**WHAT THE EXERCISE ASKS:** Give back each entry unchanged, minus pictures.

:::::

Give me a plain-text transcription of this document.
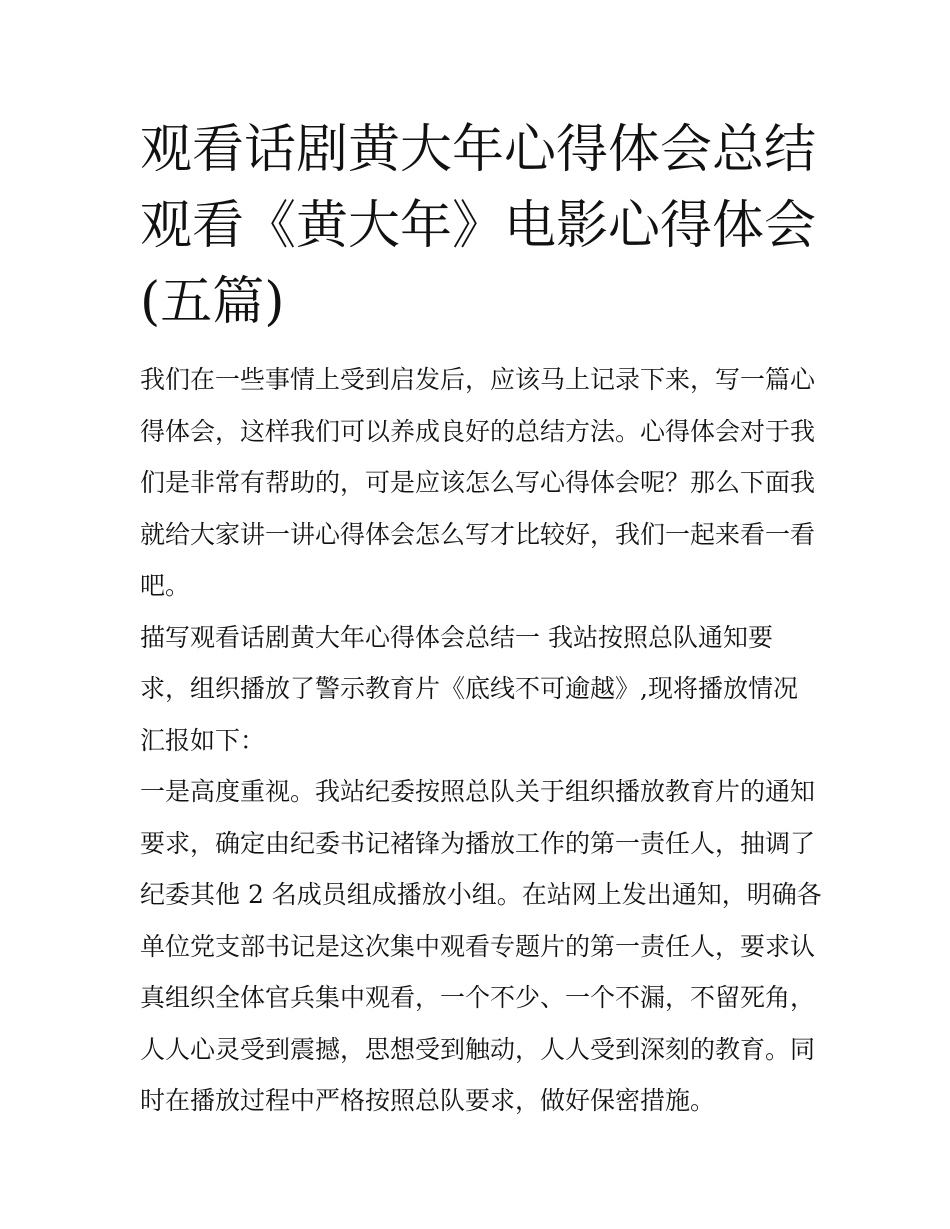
观看话剧黄大年心得体会总结
观看《黄大年》电影心得体会
(五篇)
我们在一些事情上受到启发后，应该马上记录下来，写一篇心
得体会，这样我们可以养成良好的总结方法。心得体会对于我
们是非常有帮助的，可是应该怎么写心得体会呢？那么下面我
就给大家讲一讲心得体会怎么写才比较好，我们一起来看一看
吧。
描写观看话剧黄大年心得体会总结一 我站按照总队通知要
求，组织播放了警示教育片《底线不可逾越》,现将播放情况
汇报如下：
一是高度重视。我站纪委按照总队关于组织播放教育片的通知
要求，确定由纪委书记褚锋为播放工作的第一责任人，抽调了
纪委其他 2 名成员组成播放小组。在站网上发出通知，明确各
单位党支部书记是这次集中观看专题片的第一责任人，要求认
真组织全体官兵集中观看，一个不少、一个不漏，不留死角，
人人心灵受到震撼，思想受到触动，人人受到深刻的教育。同
时在播放过程中严格按照总队要求，做好保密措施。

:::::

**EXERCISE RESULT:**
Give me a plain-text transcription of this document.
观看话剧黄大年心得体会总结
观看《黄大年》电影心得体会
(五篇)
我们在一些事情上受到启发后，应该马上记录下来，写一篇心
得体会，这样我们可以养成良好的总结方法。心得体会对于我
们是非常有帮助的，可是应该怎么写心得体会呢？那么下面我
就给大家讲一讲心得体会怎么写才比较好，我们一起来看一看
吧。
描写观看话剧黄大年心得体会总结一 我站按照总队通知要
求，组织播放了警示教育片《底线不可逾越》,现将播放情况
汇报如下：
一是高度重视。我站纪委按照总队关于组织播放教育片的通知
要求，确定由纪委书记褚锋为播放工作的第一责任人，抽调了
纪委其他 2 名成员组成播放小组。在站网上发出通知，明确各
单位党支部书记是这次集中观看专题片的第一责任人，要求认
真组织全体官兵集中观看，一个不少、一个不漏，不留死角，
人人心灵受到震撼，思想受到触动，人人受到深刻的教育。同
时在播放过程中严格按照总队要求，做好保密措施。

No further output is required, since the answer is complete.